== The exercise ==
Gather all lines from the material that contain the word "ylabel".

Figure record extracts
# # # # #
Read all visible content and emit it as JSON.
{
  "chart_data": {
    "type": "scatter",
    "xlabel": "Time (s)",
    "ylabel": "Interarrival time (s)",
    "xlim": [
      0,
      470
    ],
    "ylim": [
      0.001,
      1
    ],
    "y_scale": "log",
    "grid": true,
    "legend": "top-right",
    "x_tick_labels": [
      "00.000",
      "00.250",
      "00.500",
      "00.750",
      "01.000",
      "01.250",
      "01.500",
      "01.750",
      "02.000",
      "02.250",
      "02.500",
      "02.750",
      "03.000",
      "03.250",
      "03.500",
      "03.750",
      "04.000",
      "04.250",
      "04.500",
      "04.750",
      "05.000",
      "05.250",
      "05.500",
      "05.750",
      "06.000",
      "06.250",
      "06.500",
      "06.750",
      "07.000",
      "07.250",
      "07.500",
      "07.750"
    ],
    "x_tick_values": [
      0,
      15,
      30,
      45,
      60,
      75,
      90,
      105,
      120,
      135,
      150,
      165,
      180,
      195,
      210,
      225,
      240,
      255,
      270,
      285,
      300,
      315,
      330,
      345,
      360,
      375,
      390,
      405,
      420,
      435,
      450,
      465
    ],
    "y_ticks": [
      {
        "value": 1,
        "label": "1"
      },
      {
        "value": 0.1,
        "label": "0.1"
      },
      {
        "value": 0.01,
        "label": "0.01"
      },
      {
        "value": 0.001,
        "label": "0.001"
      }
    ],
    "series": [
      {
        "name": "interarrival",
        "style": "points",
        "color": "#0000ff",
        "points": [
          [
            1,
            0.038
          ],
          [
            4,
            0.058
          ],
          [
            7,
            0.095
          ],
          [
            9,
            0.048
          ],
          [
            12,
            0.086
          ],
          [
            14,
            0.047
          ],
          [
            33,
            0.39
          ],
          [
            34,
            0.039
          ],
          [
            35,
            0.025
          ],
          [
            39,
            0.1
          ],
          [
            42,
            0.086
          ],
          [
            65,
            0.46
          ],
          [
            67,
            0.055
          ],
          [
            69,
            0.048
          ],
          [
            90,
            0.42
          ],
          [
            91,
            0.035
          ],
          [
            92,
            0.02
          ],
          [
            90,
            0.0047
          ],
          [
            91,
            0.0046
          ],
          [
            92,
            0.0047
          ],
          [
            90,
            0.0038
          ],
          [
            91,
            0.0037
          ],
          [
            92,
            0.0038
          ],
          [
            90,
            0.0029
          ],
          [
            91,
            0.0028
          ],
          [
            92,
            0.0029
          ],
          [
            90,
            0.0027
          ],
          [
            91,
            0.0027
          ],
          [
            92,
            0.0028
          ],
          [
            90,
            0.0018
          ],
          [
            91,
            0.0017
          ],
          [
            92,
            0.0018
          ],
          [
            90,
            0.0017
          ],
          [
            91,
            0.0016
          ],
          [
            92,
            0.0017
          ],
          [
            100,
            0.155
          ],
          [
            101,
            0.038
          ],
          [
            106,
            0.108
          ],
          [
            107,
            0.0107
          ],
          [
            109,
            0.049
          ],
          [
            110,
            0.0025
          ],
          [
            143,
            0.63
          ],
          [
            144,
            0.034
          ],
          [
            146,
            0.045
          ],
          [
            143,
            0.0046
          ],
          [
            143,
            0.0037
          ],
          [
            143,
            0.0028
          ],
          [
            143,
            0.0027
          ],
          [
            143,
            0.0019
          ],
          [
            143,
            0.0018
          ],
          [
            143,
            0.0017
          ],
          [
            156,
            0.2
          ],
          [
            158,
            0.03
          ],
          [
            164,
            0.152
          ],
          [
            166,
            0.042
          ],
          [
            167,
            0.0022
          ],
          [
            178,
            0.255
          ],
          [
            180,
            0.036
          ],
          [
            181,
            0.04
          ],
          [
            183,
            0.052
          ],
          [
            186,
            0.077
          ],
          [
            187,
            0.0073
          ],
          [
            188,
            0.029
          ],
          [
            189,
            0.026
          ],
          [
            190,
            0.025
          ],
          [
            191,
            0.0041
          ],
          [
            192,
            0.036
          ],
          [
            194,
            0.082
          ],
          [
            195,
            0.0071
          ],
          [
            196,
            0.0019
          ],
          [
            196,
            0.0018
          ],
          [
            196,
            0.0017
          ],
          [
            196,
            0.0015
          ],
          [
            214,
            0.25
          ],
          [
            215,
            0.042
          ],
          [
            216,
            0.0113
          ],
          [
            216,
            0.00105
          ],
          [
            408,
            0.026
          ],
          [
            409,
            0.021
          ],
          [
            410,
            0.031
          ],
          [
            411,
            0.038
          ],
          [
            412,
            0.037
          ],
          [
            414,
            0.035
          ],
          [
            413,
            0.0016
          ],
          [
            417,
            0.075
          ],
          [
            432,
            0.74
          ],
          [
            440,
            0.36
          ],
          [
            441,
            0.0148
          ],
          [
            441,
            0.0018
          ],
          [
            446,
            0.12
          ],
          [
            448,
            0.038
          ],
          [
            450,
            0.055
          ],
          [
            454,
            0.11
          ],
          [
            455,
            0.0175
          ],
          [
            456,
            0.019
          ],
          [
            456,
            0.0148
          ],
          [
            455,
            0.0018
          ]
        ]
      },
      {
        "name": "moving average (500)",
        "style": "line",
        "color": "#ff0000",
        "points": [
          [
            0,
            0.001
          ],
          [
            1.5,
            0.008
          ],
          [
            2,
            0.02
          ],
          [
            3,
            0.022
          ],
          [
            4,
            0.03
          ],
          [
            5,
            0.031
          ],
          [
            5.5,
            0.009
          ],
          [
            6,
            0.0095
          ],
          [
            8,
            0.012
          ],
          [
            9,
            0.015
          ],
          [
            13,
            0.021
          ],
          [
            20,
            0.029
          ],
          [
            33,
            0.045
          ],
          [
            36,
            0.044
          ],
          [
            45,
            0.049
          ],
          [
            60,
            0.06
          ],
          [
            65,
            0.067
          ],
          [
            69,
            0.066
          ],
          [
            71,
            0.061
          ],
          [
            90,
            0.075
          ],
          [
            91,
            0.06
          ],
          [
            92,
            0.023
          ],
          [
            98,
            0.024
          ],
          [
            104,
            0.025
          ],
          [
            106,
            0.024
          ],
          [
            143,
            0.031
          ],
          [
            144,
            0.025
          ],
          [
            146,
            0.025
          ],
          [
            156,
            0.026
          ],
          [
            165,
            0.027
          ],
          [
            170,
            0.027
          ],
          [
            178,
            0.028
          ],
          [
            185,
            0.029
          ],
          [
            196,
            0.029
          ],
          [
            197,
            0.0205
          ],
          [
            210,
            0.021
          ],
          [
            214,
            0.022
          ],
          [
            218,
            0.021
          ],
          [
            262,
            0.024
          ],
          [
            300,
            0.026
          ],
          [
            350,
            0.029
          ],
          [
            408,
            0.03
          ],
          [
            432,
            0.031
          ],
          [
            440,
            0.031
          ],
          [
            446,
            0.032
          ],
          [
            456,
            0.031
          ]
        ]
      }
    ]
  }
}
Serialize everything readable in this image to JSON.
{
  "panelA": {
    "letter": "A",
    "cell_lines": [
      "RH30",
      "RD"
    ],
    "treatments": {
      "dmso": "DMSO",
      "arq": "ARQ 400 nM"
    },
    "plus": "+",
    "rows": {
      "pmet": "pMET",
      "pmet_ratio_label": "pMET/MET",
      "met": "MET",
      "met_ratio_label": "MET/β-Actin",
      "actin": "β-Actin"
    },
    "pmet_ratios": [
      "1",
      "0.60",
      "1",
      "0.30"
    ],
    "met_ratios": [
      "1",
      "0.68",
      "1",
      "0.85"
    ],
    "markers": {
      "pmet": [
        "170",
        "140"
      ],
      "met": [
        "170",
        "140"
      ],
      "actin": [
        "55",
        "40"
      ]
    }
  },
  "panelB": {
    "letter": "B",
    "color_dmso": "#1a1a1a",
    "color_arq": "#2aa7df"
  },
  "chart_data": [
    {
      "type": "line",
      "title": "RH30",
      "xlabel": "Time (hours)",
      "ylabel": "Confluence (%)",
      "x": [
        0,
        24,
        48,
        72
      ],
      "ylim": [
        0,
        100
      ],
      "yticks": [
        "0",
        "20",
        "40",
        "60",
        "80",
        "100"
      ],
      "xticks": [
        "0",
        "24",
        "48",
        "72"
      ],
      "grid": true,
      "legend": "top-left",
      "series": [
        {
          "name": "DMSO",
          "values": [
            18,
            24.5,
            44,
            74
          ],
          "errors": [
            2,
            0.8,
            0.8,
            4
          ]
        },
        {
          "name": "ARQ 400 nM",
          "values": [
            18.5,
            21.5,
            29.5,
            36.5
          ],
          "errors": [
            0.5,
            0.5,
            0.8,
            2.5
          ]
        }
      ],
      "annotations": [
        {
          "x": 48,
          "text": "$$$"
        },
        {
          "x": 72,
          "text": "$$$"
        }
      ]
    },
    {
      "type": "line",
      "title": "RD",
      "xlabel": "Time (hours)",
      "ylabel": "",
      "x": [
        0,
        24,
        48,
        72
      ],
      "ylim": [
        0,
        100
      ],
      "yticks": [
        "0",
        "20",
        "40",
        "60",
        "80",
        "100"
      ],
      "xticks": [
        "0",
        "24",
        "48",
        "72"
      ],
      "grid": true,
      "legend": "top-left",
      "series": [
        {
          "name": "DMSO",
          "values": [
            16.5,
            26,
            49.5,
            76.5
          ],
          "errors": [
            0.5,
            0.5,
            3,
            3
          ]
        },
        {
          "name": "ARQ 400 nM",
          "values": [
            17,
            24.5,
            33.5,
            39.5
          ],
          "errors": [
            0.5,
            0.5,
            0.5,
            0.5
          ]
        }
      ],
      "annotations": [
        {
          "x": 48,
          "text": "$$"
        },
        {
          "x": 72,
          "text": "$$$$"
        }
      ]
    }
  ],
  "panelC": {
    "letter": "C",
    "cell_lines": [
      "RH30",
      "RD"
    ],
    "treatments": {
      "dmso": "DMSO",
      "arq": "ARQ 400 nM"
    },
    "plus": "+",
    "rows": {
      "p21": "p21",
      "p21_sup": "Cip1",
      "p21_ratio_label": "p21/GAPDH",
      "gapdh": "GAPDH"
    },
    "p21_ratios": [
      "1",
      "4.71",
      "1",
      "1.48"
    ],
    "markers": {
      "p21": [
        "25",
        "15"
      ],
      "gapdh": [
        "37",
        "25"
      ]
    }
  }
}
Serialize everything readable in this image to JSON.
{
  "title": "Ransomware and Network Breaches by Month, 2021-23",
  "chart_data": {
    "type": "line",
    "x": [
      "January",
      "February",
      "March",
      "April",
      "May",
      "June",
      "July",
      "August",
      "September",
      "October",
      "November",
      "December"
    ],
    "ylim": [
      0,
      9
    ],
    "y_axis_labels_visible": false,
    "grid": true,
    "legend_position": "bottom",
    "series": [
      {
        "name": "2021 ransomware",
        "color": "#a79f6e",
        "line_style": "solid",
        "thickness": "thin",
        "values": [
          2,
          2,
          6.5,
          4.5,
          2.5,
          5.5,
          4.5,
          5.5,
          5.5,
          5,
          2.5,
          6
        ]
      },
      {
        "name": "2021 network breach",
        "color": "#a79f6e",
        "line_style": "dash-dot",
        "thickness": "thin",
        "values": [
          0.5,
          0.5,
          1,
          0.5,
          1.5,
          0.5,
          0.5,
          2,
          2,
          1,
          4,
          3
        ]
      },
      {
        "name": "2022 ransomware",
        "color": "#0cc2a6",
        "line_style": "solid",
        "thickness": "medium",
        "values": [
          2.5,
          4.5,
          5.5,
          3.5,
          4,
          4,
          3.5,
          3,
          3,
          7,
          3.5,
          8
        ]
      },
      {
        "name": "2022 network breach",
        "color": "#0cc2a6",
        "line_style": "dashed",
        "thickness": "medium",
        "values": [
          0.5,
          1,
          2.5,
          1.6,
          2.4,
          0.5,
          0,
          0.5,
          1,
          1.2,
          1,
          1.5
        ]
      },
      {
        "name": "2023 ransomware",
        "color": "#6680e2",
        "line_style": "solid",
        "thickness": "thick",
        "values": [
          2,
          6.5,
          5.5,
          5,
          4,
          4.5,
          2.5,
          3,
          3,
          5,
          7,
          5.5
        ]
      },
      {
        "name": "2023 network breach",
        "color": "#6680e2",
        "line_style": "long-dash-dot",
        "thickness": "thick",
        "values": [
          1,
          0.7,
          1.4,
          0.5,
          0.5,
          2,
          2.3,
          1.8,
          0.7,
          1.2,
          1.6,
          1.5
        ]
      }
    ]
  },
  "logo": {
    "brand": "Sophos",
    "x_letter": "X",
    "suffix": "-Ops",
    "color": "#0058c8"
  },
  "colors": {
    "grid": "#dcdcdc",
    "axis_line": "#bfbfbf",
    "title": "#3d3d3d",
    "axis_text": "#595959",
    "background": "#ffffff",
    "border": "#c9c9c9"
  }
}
# # # # #
== Written solution ==
    "ylabel": "Interarrival time (s)",
      "ylabel": "Confluence (%)",
      "ylabel": "",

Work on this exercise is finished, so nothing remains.